> [Parts of the exercise]
**1.** Answer these from the comment thread below, each on its own line:
(a) At what time on March 2, 2008 was the comment by John Emerson posted?
(b) Which four groups does John Emerson name as possible targets of a hundred billion dollars a year?
(c) Whose presidential papers does Nell say one of Bush's first executive orders sealed off?
**2.** In the comment thread below, rewrite more briefly the paragraph beginning "Because Barack Obama has a track record", keeping its main facts.
**3.** List every term the comment thread below gives for the threats that competed as a new reason for the war bureaucracies.

> [Page text]
+---+


    If nobody from this regime gets in trouble for it, why should the next regime bother to end the practice? Now they know it’s safe to do it!

    Hope for ice cream and a pony. It’s a more likely outcome.

  10. Comment by John Emerson
    March 2, 2008 @ 7:51 pm

    I remember around that time when the journalistic mouthpieces of the various war bureaucracies realized that they’d lost their reason to be. There was a little panic, but the general mood was, “Let’s not let these wonderfully lethal weapons we’ve developed go to waste. Narcoterrorism and (believe it or not) ecoterrorism competed with Islamofascism for awhile, but it was really no contest. The idea of spending a hundred billion dollars a year going after Earth First!, Greenpeace, ELF, and PETA was sort of amusing, though. Make those supermodels squeal!

    One of the mouthpieces was Georgie Anne Geyer, who is now, ironically, an anti-war paleocon. Her pieces had a tendency to be slcikly nasty like David Brooks, but whe was not completely irrational and was pretty upset when she had to watch her party being taken over by Armageddonists and grafters.

  11. Comment by Nell
    March 2, 2008 @ 7:56 pm

    Thoreau: If nobody from this regime gets in trouble for it, why should the next regime bother to end the practice?

    Because Barack Obama has a track record on sunshine issues. I’m far from starry-eyed about what will or can get accomplished with him in the White House, but I do have a lot more confidence in him on these kinds of matters, where executive orders and directives to the agencies make a difference.

    In particular, one of Bush’s very first executive orders was to seal off his father’s presidential papers for an extra number of years, and his own. Obama, I believe, has the power to undo that one with the stroke of a pen, to restore presidential records opening to the previous norm.

+---+

> [Supplied records]
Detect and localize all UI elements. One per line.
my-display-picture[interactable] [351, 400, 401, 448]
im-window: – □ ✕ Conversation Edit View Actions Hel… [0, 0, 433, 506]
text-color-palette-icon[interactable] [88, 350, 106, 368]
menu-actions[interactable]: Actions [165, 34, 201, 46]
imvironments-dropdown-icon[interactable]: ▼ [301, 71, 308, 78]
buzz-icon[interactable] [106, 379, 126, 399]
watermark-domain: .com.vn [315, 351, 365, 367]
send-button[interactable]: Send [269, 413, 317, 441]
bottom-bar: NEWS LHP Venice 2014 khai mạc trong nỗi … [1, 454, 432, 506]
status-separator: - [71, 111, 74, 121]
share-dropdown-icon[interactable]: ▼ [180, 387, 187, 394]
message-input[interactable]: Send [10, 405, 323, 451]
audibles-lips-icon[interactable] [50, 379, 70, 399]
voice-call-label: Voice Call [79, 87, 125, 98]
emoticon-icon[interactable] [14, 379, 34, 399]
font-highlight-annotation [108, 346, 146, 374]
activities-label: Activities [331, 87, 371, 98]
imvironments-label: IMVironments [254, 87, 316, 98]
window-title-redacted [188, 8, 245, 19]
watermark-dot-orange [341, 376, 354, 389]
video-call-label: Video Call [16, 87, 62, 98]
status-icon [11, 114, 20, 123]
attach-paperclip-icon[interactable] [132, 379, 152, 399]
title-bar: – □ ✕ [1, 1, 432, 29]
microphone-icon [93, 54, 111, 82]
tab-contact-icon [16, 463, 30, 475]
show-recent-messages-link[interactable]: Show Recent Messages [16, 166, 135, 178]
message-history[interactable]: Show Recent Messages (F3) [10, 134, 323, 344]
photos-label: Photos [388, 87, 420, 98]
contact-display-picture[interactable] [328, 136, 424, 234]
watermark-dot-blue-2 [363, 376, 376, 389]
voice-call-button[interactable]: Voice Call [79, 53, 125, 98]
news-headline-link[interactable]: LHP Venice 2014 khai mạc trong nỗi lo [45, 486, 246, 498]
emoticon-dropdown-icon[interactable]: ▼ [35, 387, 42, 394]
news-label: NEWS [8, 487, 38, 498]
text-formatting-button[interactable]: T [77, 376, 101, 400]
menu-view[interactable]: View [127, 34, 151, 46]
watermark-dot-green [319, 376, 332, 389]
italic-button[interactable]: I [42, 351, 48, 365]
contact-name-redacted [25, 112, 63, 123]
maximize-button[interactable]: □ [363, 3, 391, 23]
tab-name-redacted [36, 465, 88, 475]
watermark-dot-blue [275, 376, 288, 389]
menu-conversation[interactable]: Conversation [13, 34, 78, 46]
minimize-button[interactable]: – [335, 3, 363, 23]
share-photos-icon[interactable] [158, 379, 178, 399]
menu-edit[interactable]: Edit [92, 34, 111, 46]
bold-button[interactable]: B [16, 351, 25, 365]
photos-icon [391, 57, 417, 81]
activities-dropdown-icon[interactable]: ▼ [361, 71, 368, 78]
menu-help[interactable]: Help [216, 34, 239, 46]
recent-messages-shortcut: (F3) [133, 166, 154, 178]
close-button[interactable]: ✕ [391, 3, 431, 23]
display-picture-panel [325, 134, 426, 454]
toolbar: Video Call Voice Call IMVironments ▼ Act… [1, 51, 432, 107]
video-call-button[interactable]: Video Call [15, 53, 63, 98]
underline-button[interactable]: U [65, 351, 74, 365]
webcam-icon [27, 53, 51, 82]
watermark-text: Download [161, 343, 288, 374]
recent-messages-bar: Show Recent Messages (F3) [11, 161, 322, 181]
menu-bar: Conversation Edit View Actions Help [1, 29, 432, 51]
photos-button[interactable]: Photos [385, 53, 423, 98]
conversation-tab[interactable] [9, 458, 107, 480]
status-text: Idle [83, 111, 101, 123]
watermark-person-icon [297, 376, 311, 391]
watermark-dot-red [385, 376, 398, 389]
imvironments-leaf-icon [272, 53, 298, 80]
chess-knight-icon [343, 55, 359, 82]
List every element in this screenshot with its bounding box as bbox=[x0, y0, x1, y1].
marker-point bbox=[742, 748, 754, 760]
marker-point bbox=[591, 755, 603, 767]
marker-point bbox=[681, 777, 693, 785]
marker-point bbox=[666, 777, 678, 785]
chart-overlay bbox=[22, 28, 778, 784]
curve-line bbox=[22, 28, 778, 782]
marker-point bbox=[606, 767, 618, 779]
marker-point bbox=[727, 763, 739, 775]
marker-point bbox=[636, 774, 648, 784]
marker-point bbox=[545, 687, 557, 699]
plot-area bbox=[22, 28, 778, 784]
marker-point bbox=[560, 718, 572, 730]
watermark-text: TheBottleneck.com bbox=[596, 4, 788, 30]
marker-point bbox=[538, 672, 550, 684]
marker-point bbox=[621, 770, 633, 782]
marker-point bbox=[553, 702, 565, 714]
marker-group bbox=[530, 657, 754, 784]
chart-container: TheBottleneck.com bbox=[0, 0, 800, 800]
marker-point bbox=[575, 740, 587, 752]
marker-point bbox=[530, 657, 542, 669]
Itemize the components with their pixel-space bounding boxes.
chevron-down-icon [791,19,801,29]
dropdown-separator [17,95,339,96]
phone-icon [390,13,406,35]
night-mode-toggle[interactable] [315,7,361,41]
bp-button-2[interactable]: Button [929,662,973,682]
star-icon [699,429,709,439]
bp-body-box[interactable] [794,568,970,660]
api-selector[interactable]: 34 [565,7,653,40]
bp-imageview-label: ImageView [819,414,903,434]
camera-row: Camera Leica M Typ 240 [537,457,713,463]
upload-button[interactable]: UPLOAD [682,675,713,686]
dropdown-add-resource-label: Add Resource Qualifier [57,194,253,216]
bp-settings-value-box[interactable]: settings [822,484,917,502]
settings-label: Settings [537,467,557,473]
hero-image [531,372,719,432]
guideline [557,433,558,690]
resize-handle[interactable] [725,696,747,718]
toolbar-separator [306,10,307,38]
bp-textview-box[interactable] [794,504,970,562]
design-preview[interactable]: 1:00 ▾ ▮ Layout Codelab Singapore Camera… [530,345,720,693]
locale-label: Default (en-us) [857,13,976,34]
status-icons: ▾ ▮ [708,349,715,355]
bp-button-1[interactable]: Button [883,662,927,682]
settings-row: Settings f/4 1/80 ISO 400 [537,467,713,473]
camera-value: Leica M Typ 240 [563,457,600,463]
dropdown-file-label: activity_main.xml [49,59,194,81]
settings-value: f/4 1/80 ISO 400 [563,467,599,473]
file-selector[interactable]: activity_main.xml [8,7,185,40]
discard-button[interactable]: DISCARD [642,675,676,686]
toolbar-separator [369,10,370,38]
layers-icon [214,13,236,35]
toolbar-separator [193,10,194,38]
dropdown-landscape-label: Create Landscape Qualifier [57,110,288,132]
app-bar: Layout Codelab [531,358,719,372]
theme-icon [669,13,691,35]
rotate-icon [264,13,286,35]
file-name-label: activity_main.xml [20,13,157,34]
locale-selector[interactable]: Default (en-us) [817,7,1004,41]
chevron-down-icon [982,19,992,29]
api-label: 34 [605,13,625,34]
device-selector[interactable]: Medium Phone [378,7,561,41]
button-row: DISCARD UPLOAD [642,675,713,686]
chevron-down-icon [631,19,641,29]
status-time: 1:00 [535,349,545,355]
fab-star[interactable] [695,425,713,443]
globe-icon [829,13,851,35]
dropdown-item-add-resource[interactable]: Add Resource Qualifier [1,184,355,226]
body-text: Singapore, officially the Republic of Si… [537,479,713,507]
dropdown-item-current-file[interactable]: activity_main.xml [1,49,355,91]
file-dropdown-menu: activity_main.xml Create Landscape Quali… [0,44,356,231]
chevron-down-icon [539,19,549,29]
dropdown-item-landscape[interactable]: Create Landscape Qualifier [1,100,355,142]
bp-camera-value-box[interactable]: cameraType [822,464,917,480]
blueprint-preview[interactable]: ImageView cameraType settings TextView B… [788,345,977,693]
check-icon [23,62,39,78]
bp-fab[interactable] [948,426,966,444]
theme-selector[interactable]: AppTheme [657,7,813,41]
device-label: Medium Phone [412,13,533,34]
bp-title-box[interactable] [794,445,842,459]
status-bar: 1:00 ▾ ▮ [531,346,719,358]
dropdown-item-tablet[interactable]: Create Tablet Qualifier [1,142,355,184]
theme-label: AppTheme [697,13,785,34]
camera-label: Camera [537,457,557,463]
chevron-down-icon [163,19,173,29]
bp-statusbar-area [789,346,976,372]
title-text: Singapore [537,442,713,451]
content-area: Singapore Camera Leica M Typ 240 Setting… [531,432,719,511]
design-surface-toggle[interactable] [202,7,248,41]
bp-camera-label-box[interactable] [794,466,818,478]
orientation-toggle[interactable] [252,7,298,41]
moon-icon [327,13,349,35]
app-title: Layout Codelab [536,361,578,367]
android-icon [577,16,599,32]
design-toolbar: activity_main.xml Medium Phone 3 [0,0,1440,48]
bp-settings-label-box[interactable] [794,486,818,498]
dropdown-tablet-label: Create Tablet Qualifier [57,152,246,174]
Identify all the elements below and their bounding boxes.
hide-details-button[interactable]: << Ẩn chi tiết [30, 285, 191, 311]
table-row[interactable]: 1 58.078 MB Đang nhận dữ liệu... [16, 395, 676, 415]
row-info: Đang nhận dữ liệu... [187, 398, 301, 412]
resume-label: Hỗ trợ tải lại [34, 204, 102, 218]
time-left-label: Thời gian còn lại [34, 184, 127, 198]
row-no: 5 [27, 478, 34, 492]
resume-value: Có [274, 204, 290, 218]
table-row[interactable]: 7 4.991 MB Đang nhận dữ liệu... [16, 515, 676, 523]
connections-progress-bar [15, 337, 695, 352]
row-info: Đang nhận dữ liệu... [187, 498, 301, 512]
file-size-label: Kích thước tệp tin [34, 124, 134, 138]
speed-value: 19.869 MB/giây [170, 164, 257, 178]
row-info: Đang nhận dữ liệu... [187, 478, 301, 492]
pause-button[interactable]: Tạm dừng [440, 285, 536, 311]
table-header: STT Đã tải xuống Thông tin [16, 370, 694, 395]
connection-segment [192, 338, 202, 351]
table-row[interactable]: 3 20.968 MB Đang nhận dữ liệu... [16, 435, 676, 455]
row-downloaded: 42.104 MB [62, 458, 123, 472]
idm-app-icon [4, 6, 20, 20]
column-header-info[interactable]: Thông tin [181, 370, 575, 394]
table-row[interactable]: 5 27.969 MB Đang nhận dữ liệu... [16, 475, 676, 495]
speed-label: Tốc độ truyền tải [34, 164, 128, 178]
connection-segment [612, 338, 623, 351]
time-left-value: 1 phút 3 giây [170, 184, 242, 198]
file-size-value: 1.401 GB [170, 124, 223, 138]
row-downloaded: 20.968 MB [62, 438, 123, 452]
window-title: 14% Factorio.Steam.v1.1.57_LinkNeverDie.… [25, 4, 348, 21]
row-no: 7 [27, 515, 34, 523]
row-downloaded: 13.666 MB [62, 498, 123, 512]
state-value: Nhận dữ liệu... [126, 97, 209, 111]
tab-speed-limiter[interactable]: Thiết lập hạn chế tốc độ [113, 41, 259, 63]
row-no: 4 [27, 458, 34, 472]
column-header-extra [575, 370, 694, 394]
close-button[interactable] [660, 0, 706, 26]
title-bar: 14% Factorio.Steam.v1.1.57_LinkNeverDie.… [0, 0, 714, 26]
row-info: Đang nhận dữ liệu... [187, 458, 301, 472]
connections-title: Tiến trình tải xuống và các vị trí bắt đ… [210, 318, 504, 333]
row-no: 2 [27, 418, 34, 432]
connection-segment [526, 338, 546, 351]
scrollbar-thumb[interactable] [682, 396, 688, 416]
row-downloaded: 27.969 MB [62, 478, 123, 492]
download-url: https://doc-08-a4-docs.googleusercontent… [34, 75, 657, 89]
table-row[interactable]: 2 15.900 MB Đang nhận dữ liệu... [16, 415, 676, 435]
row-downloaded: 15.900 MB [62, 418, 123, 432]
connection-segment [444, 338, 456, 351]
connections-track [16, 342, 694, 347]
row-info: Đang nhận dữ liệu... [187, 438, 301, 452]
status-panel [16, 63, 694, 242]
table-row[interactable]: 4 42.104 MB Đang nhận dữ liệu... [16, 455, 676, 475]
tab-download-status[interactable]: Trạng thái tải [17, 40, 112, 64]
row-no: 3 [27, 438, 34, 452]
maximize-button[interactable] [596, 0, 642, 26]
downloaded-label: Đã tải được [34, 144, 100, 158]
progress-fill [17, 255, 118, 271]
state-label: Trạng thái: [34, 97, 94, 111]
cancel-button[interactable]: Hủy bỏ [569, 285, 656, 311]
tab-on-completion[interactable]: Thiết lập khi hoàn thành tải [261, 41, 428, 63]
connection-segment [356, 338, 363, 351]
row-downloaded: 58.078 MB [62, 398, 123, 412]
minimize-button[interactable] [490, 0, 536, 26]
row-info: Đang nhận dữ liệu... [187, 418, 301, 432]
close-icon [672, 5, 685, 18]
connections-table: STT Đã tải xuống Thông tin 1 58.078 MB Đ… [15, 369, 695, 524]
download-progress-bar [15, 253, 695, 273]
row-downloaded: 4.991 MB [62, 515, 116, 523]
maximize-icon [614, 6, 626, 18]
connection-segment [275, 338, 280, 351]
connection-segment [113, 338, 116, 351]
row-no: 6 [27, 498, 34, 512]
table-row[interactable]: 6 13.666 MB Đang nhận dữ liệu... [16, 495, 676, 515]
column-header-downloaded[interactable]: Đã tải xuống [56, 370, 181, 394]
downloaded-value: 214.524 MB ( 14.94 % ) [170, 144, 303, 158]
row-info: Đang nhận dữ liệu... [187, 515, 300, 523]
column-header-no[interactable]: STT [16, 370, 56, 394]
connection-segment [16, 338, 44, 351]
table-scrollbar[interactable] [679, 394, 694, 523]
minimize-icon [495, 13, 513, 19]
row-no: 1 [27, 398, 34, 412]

+---+

> [Answer section]
**1.**
(a) 7:51 pm
(b) Earth First!, Greenpeace, ELF, and PETA
(c) His father's and his own

**2.** Because Barack Obama has a track record on sunshine issues. Though not starry-eyed about what he can accomplish in the White House, I trust him much more on matters where executive orders and directives to the agencies make a difference.

**3.**
- Narcoterrorism
- Ecoterrorism
- Islamofascism